TASK 1 ▸
Answer the questions below using the seminar diary, and mark each answer with the same letter as its question.
(a) Who is named as the producer of the seminar series?
(b) At what time did the brunch begin?
(c) Who catered the meal?
TASK 2 ▸
Resume the seminar diary after its final sentence, keeping the same voice.

A “What Do I Listen For Next?” Diary

Chicago, 2005

an account of our classics without walls seminar series
by KEN QUANDT, Producer

Sunday, April 10

Prelude and Inaugural Lecture


Michael Egan, our Chicago Host

We started with a brunch at 11:30 AM so that we could get to know each other a little before the formal proceedings began. The meal was catered by Michael Egan, a local culinary expert, into whose hands any person can confidently consign his needs at whatever time he is hungry in or near Chicago.

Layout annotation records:
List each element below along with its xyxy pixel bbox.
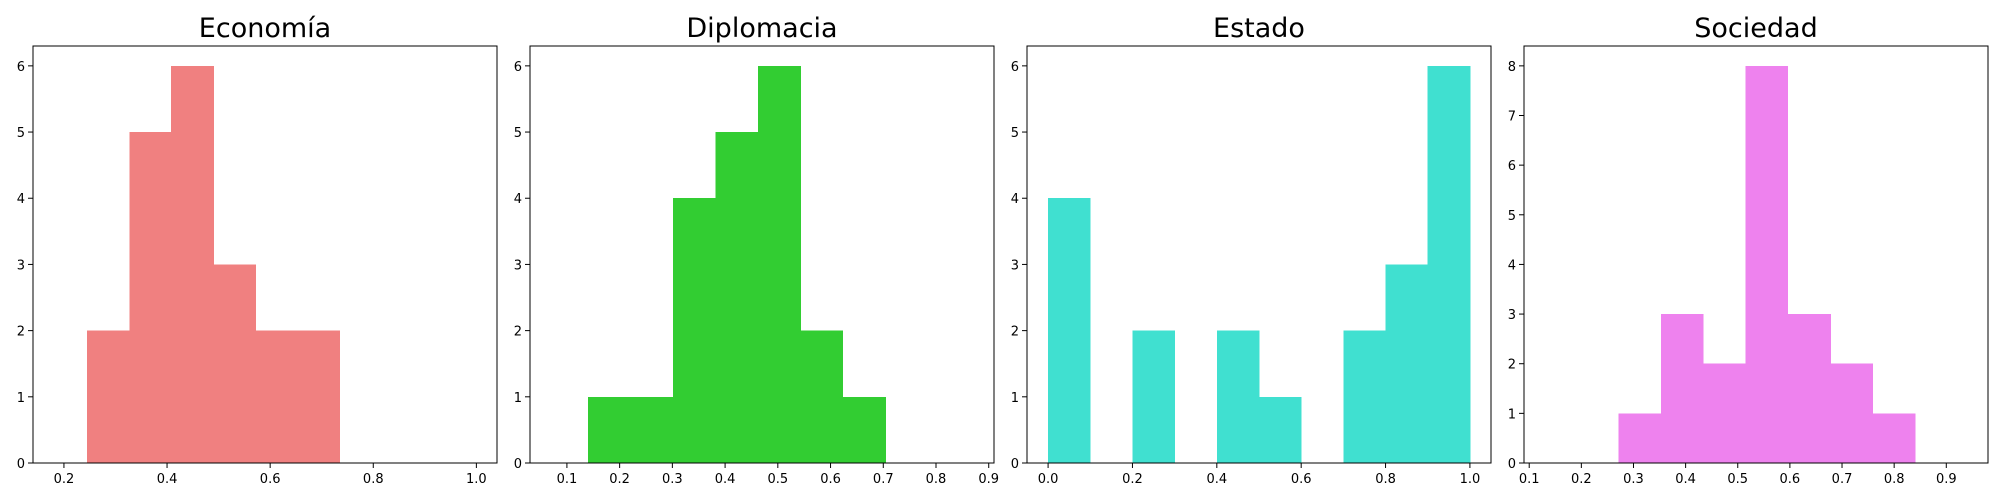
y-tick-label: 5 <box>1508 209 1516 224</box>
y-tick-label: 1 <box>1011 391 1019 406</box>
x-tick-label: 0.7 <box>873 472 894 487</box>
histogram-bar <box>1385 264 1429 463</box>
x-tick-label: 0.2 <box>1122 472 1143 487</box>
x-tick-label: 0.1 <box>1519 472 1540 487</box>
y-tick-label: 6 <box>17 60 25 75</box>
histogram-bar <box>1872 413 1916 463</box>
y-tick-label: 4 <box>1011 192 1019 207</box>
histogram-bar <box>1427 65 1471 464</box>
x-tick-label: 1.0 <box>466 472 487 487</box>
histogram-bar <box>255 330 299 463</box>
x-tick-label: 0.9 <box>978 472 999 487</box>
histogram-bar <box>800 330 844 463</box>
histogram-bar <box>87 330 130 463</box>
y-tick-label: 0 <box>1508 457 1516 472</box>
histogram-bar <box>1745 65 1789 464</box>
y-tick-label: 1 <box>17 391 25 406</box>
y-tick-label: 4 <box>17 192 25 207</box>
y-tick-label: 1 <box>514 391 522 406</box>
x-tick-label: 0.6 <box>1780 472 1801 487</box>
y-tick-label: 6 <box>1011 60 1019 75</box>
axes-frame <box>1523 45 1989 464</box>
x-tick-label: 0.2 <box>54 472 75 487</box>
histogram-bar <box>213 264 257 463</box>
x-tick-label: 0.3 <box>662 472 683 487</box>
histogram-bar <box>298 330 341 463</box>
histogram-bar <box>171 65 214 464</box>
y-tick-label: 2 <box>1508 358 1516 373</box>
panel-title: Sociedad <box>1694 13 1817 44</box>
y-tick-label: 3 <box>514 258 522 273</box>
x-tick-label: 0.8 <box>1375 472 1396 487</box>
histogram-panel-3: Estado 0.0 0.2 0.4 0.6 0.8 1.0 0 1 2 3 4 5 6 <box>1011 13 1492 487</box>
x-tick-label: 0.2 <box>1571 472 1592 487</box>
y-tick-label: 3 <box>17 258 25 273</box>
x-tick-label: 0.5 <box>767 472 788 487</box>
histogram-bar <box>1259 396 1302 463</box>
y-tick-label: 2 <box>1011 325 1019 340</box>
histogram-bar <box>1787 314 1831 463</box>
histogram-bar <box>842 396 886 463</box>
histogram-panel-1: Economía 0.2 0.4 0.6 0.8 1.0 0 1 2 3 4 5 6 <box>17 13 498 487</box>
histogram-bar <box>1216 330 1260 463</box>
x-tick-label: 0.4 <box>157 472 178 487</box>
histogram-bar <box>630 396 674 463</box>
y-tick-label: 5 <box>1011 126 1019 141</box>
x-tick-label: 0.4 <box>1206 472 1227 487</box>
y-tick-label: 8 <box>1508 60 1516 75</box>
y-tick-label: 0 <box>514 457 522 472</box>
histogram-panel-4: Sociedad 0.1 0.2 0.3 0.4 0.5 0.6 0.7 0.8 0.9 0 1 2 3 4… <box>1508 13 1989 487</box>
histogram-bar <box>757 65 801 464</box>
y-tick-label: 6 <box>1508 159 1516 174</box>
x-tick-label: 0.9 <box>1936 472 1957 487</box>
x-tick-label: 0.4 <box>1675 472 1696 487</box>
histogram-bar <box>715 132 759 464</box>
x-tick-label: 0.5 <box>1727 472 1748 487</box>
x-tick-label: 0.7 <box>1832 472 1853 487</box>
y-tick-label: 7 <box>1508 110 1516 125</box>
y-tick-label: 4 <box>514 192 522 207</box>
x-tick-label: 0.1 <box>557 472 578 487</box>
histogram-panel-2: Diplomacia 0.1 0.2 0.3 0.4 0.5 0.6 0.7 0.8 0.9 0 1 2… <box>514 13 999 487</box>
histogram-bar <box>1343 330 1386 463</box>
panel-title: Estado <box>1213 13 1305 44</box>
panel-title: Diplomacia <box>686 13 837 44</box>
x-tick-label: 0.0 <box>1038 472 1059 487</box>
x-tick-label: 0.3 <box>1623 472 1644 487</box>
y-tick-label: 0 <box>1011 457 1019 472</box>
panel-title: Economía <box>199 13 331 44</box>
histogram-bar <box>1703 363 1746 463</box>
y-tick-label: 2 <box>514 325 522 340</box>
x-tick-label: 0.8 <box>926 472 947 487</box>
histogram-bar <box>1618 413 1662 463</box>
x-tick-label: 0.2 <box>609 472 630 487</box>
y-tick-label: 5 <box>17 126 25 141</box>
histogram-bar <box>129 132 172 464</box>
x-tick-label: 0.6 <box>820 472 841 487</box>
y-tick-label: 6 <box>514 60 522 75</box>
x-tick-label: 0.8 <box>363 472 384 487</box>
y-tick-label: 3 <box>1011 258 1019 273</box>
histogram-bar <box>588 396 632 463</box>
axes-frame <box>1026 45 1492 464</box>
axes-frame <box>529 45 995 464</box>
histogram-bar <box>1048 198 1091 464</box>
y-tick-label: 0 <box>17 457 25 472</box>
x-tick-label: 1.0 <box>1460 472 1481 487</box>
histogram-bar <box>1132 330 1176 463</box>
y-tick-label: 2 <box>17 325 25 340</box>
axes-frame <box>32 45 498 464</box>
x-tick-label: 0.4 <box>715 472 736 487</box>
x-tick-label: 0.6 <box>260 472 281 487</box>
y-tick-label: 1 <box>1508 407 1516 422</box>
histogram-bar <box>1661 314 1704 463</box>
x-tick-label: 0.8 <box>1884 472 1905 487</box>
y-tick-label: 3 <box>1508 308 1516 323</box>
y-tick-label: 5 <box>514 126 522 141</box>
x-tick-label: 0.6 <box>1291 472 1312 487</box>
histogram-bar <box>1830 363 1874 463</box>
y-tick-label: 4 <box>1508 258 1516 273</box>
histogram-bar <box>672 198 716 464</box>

TASK RESPONSE 1 ▸
(a) Ken Quandt
(b) 11:30 AM
(c) Michael Egan, a local culinary expert

TASK RESPONSE 2 ▸
The first event once we all sat down was a brilliant Inaugural Lecture by Larry Fox, the latest contributor to What Do I Listen For Next?, who gave us a new analysis of the well known fact that Wagner wrote the Ring backwards starting with “Siegfried’s Death.” Larry moved backwards with Wagner, from Götterdämmerung to Siegfried through to Die Walküre and to Das Rheingold, showing what Wagner felt he needed at each stage in the composition, how he filled that need, and how that filling required him to start back still further. His lecture was magisterial and recondite, impossible to interrupt with questions but worth remembering word for word even in its most controversial parts. His comments near the end about Schopenhauer revealed the most genuine understanding of that philosopher’s thought that I have heard from any Wagner commentator, and he gave us a little homework too, by bringing up Giambattista Vico and the paradox of man as the one being who thinks of himself as a maker but lives in a world in which everything around him, including himself, is made.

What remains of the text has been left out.